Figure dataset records
— START —

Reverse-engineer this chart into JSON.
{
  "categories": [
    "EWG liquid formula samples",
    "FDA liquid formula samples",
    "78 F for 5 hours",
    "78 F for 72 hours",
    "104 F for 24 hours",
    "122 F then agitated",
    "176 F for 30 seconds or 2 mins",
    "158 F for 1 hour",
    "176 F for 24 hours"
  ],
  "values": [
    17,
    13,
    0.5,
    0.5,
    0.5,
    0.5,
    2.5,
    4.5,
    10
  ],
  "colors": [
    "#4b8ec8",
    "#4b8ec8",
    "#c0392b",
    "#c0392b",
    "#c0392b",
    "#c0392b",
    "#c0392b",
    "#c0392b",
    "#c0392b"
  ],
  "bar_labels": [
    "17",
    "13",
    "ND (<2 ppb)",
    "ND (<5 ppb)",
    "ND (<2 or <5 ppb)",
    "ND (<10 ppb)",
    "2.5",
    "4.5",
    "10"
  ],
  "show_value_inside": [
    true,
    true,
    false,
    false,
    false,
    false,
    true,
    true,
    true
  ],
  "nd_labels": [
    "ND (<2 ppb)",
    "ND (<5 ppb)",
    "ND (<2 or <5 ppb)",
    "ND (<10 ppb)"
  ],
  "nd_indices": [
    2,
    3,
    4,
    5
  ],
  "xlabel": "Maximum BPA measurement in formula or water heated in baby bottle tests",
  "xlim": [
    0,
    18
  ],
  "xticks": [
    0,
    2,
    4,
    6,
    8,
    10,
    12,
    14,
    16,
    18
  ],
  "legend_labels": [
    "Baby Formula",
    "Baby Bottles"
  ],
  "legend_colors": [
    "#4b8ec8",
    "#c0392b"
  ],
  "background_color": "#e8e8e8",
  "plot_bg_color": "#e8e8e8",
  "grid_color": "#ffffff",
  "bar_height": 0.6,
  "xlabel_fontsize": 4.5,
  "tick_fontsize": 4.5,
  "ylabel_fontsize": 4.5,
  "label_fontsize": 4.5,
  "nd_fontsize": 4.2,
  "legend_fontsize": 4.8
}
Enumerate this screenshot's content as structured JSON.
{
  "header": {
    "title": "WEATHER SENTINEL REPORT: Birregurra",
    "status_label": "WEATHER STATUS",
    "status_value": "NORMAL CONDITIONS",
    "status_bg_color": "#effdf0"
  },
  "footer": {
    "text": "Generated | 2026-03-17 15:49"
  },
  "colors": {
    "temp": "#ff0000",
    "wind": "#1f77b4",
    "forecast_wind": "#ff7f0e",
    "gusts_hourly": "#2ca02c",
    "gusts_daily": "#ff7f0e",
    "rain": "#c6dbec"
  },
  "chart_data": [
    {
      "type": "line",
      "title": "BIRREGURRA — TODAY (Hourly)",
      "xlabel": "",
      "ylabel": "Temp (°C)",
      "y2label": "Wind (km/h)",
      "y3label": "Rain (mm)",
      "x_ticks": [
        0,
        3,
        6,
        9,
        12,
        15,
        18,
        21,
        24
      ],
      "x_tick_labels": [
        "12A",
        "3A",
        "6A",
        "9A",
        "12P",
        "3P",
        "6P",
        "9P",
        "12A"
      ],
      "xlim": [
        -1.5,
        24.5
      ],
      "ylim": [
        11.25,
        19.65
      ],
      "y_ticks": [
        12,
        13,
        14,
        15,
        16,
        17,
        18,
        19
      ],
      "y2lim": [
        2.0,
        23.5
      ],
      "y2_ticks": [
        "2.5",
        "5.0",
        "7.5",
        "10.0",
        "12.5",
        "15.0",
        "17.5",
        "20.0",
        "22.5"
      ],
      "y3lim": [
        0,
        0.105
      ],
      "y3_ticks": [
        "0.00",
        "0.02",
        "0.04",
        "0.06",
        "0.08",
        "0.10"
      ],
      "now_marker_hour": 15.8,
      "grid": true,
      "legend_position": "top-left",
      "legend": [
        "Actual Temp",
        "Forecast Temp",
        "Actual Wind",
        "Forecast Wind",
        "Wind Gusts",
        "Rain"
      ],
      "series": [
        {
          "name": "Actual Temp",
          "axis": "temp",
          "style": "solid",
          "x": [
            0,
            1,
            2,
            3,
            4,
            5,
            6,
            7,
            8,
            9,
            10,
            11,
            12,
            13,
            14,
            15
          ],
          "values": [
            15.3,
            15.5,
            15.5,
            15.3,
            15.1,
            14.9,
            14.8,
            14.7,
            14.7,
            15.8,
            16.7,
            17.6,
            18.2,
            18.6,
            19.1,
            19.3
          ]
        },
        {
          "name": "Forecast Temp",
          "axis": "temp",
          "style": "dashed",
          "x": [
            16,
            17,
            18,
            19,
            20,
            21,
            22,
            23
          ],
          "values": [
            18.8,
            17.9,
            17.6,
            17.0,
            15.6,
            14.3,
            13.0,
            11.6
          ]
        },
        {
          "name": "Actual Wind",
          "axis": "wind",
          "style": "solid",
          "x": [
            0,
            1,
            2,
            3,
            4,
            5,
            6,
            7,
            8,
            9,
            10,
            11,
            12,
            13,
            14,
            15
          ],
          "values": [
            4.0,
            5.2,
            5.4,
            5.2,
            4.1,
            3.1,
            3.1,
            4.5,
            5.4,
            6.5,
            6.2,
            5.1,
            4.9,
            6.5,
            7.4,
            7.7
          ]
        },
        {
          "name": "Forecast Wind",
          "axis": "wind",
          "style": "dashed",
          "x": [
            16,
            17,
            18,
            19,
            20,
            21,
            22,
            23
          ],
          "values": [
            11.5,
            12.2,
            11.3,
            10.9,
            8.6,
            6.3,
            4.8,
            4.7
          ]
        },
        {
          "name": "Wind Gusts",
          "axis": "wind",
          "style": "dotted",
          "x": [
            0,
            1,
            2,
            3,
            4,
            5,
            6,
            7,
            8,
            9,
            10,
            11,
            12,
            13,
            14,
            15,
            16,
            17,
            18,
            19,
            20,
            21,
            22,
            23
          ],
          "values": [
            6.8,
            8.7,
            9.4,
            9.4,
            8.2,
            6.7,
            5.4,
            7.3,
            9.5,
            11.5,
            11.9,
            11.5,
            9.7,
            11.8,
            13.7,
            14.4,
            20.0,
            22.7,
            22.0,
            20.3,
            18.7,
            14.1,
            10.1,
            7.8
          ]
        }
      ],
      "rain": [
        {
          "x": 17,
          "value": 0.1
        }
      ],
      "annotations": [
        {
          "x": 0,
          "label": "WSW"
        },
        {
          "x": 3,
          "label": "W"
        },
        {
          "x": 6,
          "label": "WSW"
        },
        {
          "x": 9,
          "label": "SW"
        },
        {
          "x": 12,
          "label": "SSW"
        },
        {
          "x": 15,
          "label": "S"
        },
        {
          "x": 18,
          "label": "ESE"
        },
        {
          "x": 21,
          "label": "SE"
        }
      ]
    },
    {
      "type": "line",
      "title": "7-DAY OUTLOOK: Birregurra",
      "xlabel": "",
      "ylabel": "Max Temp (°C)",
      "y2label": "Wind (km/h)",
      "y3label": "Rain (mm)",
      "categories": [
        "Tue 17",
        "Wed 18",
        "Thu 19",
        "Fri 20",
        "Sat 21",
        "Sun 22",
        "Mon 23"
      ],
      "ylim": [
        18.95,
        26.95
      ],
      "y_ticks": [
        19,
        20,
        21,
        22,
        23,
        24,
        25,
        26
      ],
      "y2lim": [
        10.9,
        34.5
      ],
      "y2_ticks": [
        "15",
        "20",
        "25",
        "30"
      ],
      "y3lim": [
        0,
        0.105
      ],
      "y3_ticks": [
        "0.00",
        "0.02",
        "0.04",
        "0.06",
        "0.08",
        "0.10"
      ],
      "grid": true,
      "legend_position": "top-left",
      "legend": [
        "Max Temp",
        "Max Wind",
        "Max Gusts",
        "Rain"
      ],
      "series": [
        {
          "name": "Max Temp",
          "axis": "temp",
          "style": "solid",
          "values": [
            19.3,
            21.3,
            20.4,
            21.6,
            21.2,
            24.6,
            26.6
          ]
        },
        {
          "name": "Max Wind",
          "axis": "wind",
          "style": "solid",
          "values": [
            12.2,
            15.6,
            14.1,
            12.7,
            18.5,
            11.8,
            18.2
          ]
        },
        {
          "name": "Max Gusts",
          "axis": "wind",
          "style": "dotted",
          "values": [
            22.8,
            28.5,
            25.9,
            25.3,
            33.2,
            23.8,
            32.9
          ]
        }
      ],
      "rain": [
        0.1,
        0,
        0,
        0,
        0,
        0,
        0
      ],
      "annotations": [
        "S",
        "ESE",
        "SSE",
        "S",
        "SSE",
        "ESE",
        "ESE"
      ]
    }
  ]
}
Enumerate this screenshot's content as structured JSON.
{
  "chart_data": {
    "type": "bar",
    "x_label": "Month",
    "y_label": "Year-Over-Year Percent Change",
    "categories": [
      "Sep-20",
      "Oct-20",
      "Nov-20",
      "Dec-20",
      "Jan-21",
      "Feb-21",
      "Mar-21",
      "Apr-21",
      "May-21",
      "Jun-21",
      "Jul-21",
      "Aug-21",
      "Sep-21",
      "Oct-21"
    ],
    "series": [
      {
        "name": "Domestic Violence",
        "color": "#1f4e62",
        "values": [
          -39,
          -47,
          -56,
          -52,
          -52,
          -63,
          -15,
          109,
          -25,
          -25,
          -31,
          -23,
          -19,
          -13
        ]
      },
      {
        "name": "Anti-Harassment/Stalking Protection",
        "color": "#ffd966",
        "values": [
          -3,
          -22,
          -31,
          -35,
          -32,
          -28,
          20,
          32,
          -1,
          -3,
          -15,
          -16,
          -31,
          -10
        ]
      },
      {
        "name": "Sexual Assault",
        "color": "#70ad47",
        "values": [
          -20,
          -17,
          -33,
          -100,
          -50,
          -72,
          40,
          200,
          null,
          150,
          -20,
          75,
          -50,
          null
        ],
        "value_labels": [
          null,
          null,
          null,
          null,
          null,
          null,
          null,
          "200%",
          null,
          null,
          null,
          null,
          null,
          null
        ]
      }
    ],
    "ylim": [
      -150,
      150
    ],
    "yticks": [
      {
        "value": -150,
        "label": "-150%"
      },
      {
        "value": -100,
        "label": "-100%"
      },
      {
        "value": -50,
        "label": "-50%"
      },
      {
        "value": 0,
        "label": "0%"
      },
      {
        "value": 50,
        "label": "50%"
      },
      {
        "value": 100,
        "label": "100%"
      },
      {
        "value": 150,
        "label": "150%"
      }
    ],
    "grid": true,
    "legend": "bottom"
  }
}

— END —

● Written request
From the entries above, pull out each line that includes "title".

● Answer to the exercise
    "title": "WEATHER SENTINEL REPORT: Birregurra",
      "title": "BIRREGURRA — TODAY (Hourly)",
      "title": "7-DAY OUTLOOK: Birregurra",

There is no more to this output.